--- START OF SUPPLIED DATA ---

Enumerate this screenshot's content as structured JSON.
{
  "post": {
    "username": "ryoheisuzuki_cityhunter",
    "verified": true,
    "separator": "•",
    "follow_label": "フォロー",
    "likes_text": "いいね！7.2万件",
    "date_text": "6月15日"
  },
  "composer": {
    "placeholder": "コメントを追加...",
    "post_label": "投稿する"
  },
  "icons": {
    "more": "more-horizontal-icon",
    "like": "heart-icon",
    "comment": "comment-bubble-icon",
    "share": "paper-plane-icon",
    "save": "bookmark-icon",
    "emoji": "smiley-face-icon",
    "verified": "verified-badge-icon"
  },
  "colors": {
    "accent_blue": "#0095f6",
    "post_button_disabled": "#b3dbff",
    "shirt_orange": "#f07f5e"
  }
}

--- END OF SUPPLIED DATA ---

AIM OF THE EXERCISE: Track down every line holding the string "verified" and copy it.

EXPECTED ANSWER:
    "verified": true,
    "verified": "verified-badge-icon"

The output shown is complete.